What the task requires →
Your task is to transcribe all the entries exactly, excluding pictures.

Data lines →
- - - - -
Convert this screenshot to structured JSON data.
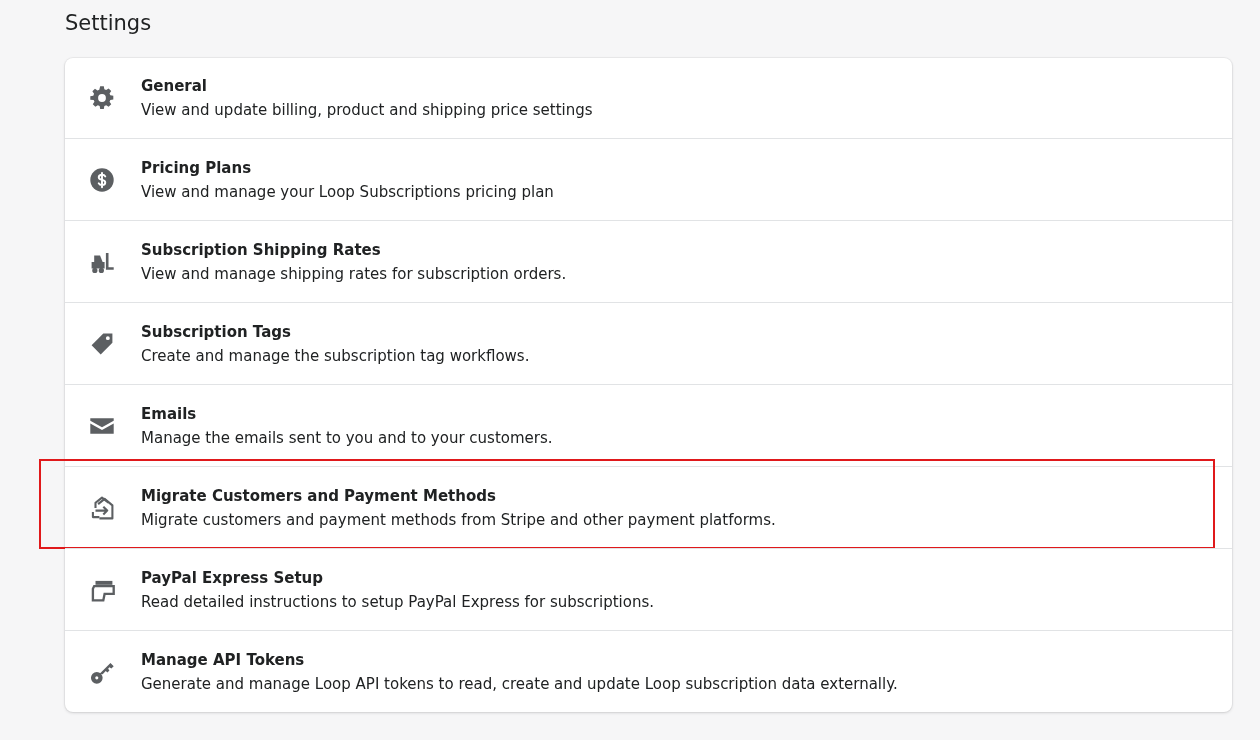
{
  "page": {
    "title": "Settings"
  },
  "items": [
    {
      "kind": "gear",
      "title": "General",
      "description": "View and update billing, product and shipping price settings",
      "highlighted": false
    },
    {
      "kind": "dollar",
      "title": "Pricing Plans",
      "description": "View and manage your Loop Subscriptions pricing plan",
      "highlighted": false
    },
    {
      "kind": "forklift",
      "title": "Subscription Shipping Rates",
      "description": "View and manage shipping rates for subscription orders.",
      "highlighted": false
    },
    {
      "kind": "tag",
      "title": "Subscription Tags",
      "description": "Create and manage the subscription tag workflows.",
      "highlighted": false
    },
    {
      "kind": "envelope",
      "title": "Emails",
      "description": "Manage the emails sent to you and to your customers.",
      "highlighted": false
    },
    {
      "kind": "migrate",
      "title": "Migrate Customers and Payment Methods",
      "description": "Migrate customers and payment methods from Stripe and other payment platforms.",
      "highlighted": true
    },
    {
      "kind": "card",
      "title": "PayPal Express Setup",
      "description": "Read detailed instructions to setup PayPal Express for subscriptions.",
      "highlighted": false
    },
    {
      "kind": "key",
      "title": "Manage API Tokens",
      "description": "Generate and manage Loop API tokens to read, create and update Loop subscription data externally.",
      "highlighted": false
    }
  ]
}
- - - - -
The reply →
Convert this screenshot to structured JSON data.
{
  "page": {
    "title": "Settings"
  },
  "items": [
    {
      "kind": "gear",
      "title": "General",
      "description": "View and update billing, product and shipping price settings",
      "highlighted": false
    },
    {
      "kind": "dollar",
      "title": "Pricing Plans",
      "description": "View and manage your Loop Subscriptions pricing plan",
      "highlighted": false
    },
    {
      "kind": "forklift",
      "title": "Subscription Shipping Rates",
      "description": "View and manage shipping rates for subscription orders.",
      "highlighted": false
    },
    {
      "kind": "tag",
      "title": "Subscription Tags",
      "description": "Create and manage the subscription tag workflows.",
      "highlighted": false
    },
    {
      "kind": "envelope",
      "title": "Emails",
      "description": "Manage the emails sent to you and to your customers.",
      "highlighted": false
    },
    {
      "kind": "migrate",
      "title": "Migrate Customers and Payment Methods",
      "description": "Migrate customers and payment methods from Stripe and other payment platforms.",
      "highlighted": true
    },
    {
      "kind": "card",
      "title": "PayPal Express Setup",
      "description": "Read detailed instructions to setup PayPal Express for subscriptions.",
      "highlighted": false
    },
    {
      "kind": "key",
      "title": "Manage API Tokens",
      "description": "Generate and manage Loop API tokens to read, create and update Loop subscription data externally.",
      "highlighted": false
    }
  ]
}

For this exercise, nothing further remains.